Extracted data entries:
>> Begin

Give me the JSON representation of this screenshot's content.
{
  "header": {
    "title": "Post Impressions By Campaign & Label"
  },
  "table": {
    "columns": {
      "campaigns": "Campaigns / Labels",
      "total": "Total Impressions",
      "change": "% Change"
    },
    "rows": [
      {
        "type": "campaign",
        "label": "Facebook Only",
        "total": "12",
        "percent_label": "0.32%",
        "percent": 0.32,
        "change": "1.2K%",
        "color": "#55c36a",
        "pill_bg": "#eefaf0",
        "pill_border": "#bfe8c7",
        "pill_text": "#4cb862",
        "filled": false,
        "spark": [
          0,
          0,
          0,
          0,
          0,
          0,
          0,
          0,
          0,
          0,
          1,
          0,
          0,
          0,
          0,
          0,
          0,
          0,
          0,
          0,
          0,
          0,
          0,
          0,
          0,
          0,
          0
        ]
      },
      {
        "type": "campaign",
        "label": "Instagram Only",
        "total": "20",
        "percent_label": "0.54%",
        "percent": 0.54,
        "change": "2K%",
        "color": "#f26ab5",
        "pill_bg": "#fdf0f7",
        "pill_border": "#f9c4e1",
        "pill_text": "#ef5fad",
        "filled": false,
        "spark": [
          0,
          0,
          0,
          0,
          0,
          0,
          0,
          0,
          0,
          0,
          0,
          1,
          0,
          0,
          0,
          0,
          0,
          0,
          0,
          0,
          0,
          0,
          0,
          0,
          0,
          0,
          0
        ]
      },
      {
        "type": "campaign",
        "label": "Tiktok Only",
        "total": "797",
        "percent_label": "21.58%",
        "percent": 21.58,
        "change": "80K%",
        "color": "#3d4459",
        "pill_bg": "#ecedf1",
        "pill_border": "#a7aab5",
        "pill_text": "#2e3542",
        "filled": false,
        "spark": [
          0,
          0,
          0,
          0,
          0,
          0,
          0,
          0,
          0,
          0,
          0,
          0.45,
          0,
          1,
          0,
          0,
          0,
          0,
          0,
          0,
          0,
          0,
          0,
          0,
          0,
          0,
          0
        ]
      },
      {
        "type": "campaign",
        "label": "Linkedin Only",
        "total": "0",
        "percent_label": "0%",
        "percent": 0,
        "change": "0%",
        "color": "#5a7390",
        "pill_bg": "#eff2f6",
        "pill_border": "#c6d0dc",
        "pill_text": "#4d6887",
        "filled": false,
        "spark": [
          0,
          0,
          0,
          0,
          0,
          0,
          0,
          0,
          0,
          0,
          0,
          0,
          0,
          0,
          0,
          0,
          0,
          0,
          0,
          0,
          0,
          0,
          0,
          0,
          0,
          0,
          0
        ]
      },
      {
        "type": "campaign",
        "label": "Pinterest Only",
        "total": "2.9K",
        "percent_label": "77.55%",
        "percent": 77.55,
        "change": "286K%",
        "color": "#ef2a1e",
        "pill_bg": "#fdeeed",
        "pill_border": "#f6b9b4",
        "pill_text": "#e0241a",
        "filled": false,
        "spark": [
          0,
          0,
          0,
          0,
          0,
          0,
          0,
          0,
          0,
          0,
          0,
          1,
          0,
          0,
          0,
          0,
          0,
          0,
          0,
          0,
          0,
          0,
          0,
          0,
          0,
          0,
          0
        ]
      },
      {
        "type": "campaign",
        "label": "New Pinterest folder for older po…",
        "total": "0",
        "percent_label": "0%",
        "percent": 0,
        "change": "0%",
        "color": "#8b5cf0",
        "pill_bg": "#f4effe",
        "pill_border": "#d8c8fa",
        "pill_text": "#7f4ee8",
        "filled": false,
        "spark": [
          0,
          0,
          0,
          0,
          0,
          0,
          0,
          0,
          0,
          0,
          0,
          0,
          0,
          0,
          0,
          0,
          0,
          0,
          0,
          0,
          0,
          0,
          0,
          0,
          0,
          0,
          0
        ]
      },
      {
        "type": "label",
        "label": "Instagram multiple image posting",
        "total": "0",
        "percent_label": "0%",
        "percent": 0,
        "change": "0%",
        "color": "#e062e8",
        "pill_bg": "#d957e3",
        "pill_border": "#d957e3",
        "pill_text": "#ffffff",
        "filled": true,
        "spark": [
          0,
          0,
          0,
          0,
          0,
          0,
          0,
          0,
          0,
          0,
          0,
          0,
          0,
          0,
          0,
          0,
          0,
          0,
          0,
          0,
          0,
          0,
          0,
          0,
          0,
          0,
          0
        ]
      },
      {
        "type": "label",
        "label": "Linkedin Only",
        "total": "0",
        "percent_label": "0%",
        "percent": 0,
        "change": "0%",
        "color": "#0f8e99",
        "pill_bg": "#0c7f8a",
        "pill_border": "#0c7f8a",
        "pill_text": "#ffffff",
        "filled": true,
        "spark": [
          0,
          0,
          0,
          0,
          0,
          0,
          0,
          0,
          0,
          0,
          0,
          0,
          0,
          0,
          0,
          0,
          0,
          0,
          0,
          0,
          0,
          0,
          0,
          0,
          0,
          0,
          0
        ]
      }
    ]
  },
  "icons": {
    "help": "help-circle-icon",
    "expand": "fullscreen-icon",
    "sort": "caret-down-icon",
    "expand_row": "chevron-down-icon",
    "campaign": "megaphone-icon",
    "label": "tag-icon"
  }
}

>> End

_EXERCISE DESCRIPTION_
Retype all of the material, keeping each line exact.

_RIGHT ANSWER_
Give me the JSON representation of this screenshot's content.
{
  "header": {
    "title": "Post Impressions By Campaign & Label"
  },
  "table": {
    "columns": {
      "campaigns": "Campaigns / Labels",
      "total": "Total Impressions",
      "change": "% Change"
    },
    "rows": [
      {
        "type": "campaign",
        "label": "Facebook Only",
        "total": "12",
        "percent_label": "0.32%",
        "percent": 0.32,
        "change": "1.2K%",
        "color": "#55c36a",
        "pill_bg": "#eefaf0",
        "pill_border": "#bfe8c7",
        "pill_text": "#4cb862",
        "filled": false,
        "spark": [
          0,
          0,
          0,
          0,
          0,
          0,
          0,
          0,
          0,
          0,
          1,
          0,
          0,
          0,
          0,
          0,
          0,
          0,
          0,
          0,
          0,
          0,
          0,
          0,
          0,
          0,
          0
        ]
      },
      {
        "type": "campaign",
        "label": "Instagram Only",
        "total": "20",
        "percent_label": "0.54%",
        "percent": 0.54,
        "change": "2K%",
        "color": "#f26ab5",
        "pill_bg": "#fdf0f7",
        "pill_border": "#f9c4e1",
        "pill_text": "#ef5fad",
        "filled": false,
        "spark": [
          0,
          0,
          0,
          0,
          0,
          0,
          0,
          0,
          0,
          0,
          0,
          1,
          0,
          0,
          0,
          0,
          0,
          0,
          0,
          0,
          0,
          0,
          0,
          0,
          0,
          0,
          0
        ]
      },
      {
        "type": "campaign",
        "label": "Tiktok Only",
        "total": "797",
        "percent_label": "21.58%",
        "percent": 21.58,
        "change": "80K%",
        "color": "#3d4459",
        "pill_bg": "#ecedf1",
        "pill_border": "#a7aab5",
        "pill_text": "#2e3542",
        "filled": false,
        "spark": [
          0,
          0,
          0,
          0,
          0,
          0,
          0,
          0,
          0,
          0,
          0,
          0.45,
          0,
          1,
          0,
          0,
          0,
          0,
          0,
          0,
          0,
          0,
          0,
          0,
          0,
          0,
          0
        ]
      },
      {
        "type": "campaign",
        "label": "Linkedin Only",
        "total": "0",
        "percent_label": "0%",
        "percent": 0,
        "change": "0%",
        "color": "#5a7390",
        "pill_bg": "#eff2f6",
        "pill_border": "#c6d0dc",
        "pill_text": "#4d6887",
        "filled": false,
        "spark": [
          0,
          0,
          0,
          0,
          0,
          0,
          0,
          0,
          0,
          0,
          0,
          0,
          0,
          0,
          0,
          0,
          0,
          0,
          0,
          0,
          0,
          0,
          0,
          0,
          0,
          0,
          0
        ]
      },
      {
        "type": "campaign",
        "label": "Pinterest Only",
        "total": "2.9K",
        "percent_label": "77.55%",
        "percent": 77.55,
        "change": "286K%",
        "color": "#ef2a1e",
        "pill_bg": "#fdeeed",
        "pill_border": "#f6b9b4",
        "pill_text": "#e0241a",
        "filled": false,
        "spark": [
          0,
          0,
          0,
          0,
          0,
          0,
          0,
          0,
          0,
          0,
          0,
          1,
          0,
          0,
          0,
          0,
          0,
          0,
          0,
          0,
          0,
          0,
          0,
          0,
          0,
          0,
          0
        ]
      },
      {
        "type": "campaign",
        "label": "New Pinterest folder for older po…",
        "total": "0",
        "percent_label": "0%",
        "percent": 0,
        "change": "0%",
        "color": "#8b5cf0",
        "pill_bg": "#f4effe",
        "pill_border": "#d8c8fa",
        "pill_text": "#7f4ee8",
        "filled": false,
        "spark": [
          0,
          0,
          0,
          0,
          0,
          0,
          0,
          0,
          0,
          0,
          0,
          0,
          0,
          0,
          0,
          0,
          0,
          0,
          0,
          0,
          0,
          0,
          0,
          0,
          0,
          0,
          0
        ]
      },
      {
        "type": "label",
        "label": "Instagram multiple image posting",
        "total": "0",
        "percent_label": "0%",
        "percent": 0,
        "change": "0%",
        "color": "#e062e8",
        "pill_bg": "#d957e3",
        "pill_border": "#d957e3",
        "pill_text": "#ffffff",
        "filled": true,
        "spark": [
          0,
          0,
          0,
          0,
          0,
          0,
          0,
          0,
          0,
          0,
          0,
          0,
          0,
          0,
          0,
          0,
          0,
          0,
          0,
          0,
          0,
          0,
          0,
          0,
          0,
          0,
          0
        ]
      },
      {
        "type": "label",
        "label": "Linkedin Only",
        "total": "0",
        "percent_label": "0%",
        "percent": 0,
        "change": "0%",
        "color": "#0f8e99",
        "pill_bg": "#0c7f8a",
        "pill_border": "#0c7f8a",
        "pill_text": "#ffffff",
        "filled": true,
        "spark": [
          0,
          0,
          0,
          0,
          0,
          0,
          0,
          0,
          0,
          0,
          0,
          0,
          0,
          0,
          0,
          0,
          0,
          0,
          0,
          0,
          0,
          0,
          0,
          0,
          0,
          0,
          0
        ]
      }
    ]
  },
  "icons": {
    "help": "help-circle-icon",
    "expand": "fullscreen-icon",
    "sort": "caret-down-icon",
    "expand_row": "chevron-down-icon",
    "campaign": "megaphone-icon",
    "label": "tag-icon"
  }
}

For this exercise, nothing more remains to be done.